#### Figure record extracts

________________________

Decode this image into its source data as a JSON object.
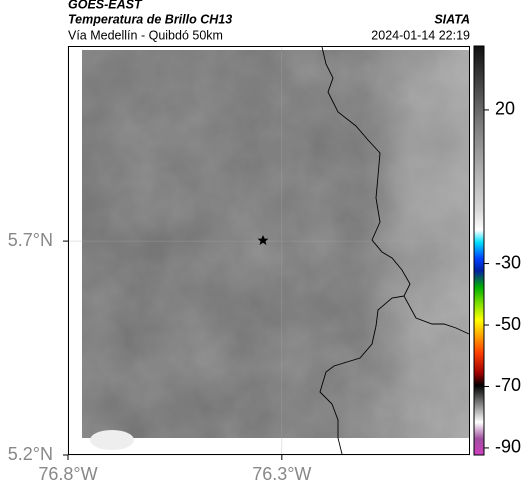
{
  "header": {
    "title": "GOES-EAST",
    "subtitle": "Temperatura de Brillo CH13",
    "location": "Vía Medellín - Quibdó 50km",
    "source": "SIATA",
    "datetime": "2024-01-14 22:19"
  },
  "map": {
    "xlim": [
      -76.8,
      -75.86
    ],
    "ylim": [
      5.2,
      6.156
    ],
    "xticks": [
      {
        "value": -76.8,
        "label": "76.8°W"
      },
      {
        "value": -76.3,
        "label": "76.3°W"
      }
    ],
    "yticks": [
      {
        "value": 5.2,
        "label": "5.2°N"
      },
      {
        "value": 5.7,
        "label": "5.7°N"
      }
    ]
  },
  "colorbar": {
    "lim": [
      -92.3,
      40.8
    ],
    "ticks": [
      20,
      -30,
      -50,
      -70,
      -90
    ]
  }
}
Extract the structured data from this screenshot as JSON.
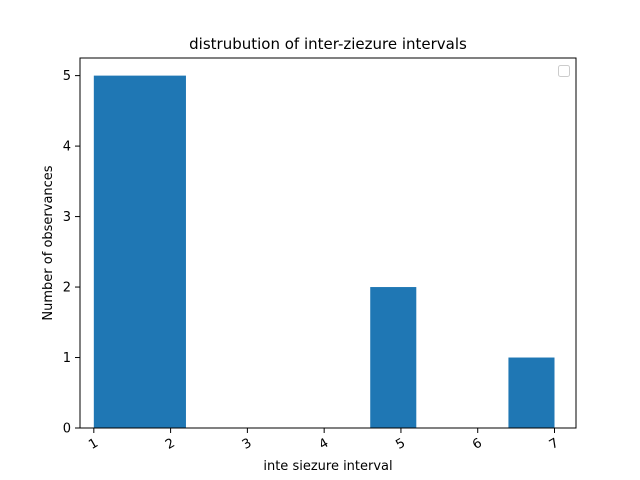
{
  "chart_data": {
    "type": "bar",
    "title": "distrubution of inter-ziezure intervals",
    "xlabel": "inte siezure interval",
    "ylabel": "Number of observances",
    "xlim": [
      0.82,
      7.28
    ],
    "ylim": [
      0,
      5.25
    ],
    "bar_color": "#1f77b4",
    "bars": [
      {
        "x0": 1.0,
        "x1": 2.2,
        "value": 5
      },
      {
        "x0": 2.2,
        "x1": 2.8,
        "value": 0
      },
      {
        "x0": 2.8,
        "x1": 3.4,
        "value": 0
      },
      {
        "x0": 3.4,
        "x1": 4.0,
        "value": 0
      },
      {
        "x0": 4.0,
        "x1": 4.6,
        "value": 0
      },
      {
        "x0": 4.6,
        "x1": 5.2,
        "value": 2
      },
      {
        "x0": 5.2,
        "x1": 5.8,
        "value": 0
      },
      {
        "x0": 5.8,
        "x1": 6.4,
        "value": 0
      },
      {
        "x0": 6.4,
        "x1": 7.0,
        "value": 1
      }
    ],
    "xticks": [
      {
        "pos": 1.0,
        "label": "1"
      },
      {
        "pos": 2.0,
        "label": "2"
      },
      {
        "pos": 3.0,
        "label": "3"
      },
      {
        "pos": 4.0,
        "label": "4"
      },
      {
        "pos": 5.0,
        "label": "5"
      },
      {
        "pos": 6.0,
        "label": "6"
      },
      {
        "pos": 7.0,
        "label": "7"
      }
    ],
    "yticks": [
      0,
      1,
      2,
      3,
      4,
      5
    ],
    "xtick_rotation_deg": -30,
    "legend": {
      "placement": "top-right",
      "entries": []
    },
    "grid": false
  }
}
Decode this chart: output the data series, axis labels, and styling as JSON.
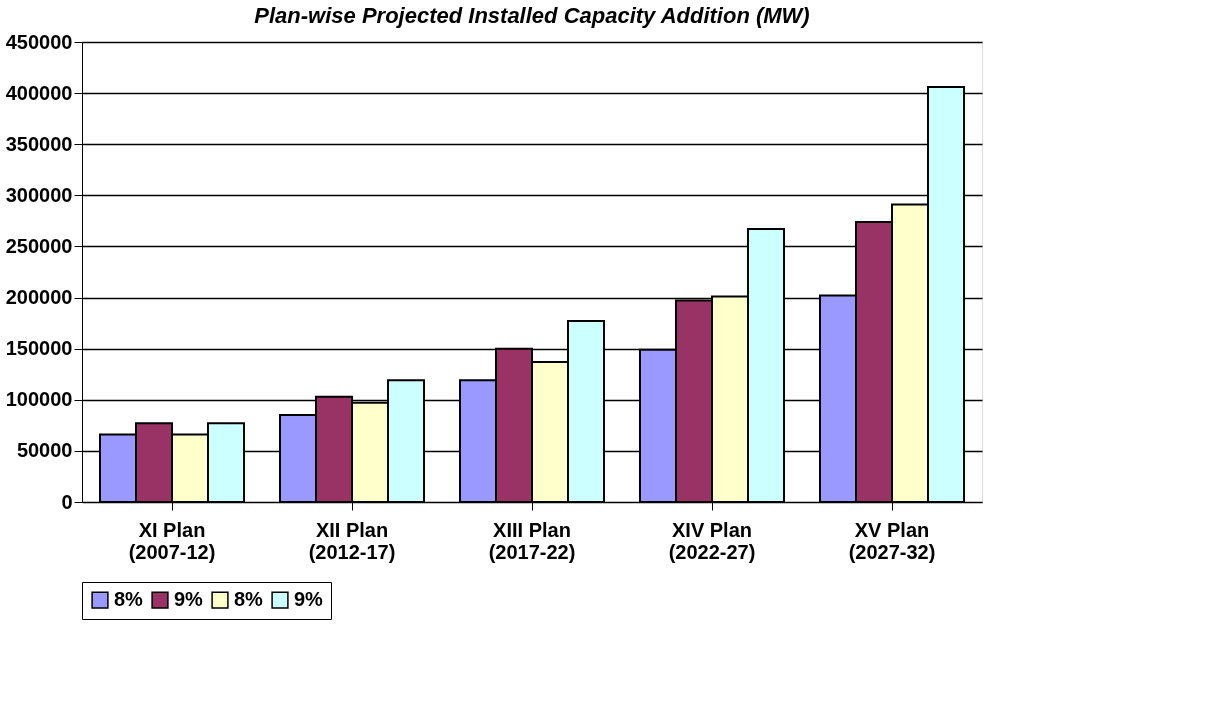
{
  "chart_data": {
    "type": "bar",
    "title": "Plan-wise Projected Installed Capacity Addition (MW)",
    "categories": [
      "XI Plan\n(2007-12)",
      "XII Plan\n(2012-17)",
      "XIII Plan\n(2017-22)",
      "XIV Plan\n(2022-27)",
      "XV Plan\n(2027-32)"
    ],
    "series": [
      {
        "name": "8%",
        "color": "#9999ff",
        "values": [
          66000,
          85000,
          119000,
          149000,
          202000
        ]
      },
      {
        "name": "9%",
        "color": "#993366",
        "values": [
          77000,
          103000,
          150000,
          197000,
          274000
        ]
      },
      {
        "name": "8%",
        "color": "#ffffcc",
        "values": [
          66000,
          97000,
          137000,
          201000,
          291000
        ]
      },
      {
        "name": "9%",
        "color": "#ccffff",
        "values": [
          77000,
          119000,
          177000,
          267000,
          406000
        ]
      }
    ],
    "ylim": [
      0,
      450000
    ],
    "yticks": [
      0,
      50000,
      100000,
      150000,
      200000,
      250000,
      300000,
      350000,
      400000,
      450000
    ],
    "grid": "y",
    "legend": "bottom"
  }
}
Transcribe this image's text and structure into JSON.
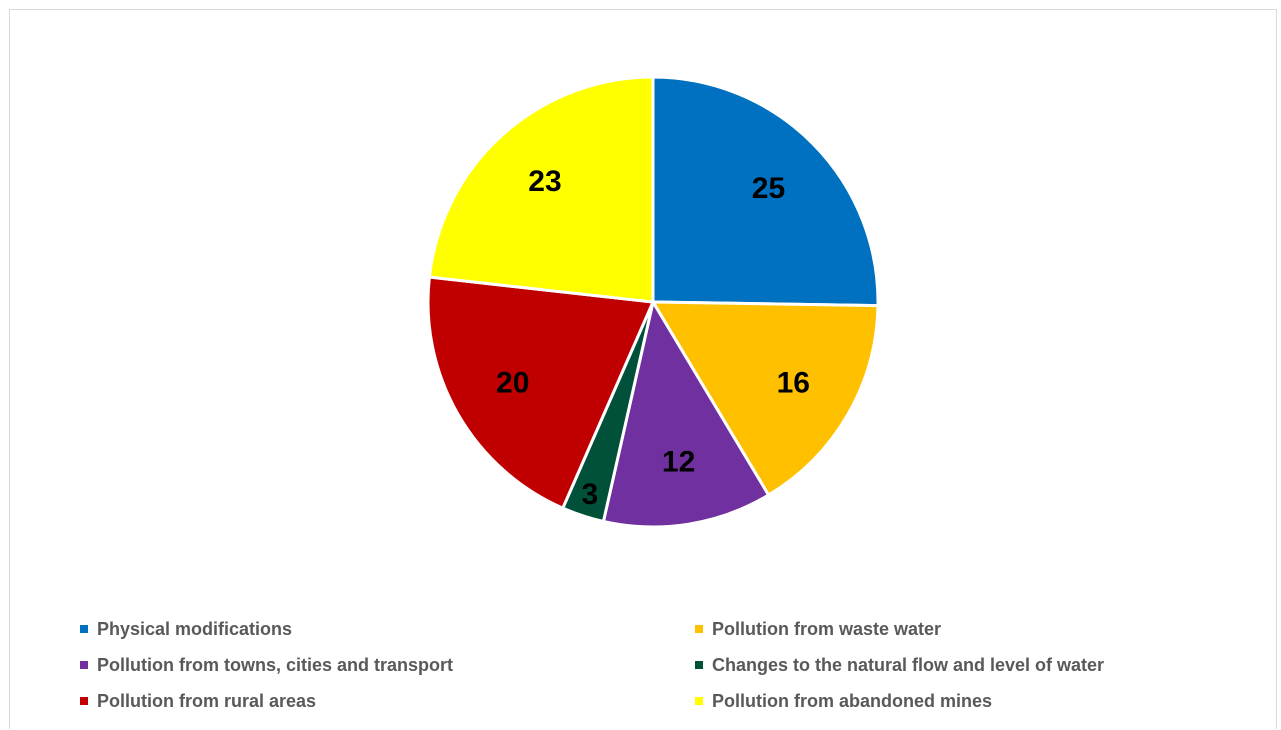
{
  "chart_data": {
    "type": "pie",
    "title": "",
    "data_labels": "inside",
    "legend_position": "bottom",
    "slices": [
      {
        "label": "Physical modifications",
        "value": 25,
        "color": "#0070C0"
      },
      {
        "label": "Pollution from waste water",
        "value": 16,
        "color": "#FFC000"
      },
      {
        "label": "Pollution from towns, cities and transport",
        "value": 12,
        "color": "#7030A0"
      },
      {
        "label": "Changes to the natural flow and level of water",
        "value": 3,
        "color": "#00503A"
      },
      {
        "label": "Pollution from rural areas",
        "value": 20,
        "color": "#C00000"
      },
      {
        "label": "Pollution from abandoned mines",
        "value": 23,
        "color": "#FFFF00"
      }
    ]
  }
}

________________________

#### PROBLEM
Reproduce exactly the lines from the one with "Transcribe this image's" to the bottom of the listing, both ends included, and nothing else. Skip the pictures.

#### FULL ANSWER
Transcribe this image's text and structure into JSON.
{
  "chart_data": {
    "type": "pie",
    "title": "",
    "data_labels": "inside",
    "legend_position": "bottom",
    "slices": [
      {
        "label": "Physical modifications",
        "value": 25,
        "color": "#0070C0"
      },
      {
        "label": "Pollution from waste water",
        "value": 16,
        "color": "#FFC000"
      },
      {
        "label": "Pollution from towns, cities and transport",
        "value": 12,
        "color": "#7030A0"
      },
      {
        "label": "Changes to the natural flow and level of water",
        "value": 3,
        "color": "#00503A"
      },
      {
        "label": "Pollution from rural areas",
        "value": 20,
        "color": "#C00000"
      },
      {
        "label": "Pollution from abandoned mines",
        "value": 23,
        "color": "#FFFF00"
      }
    ]
  }
}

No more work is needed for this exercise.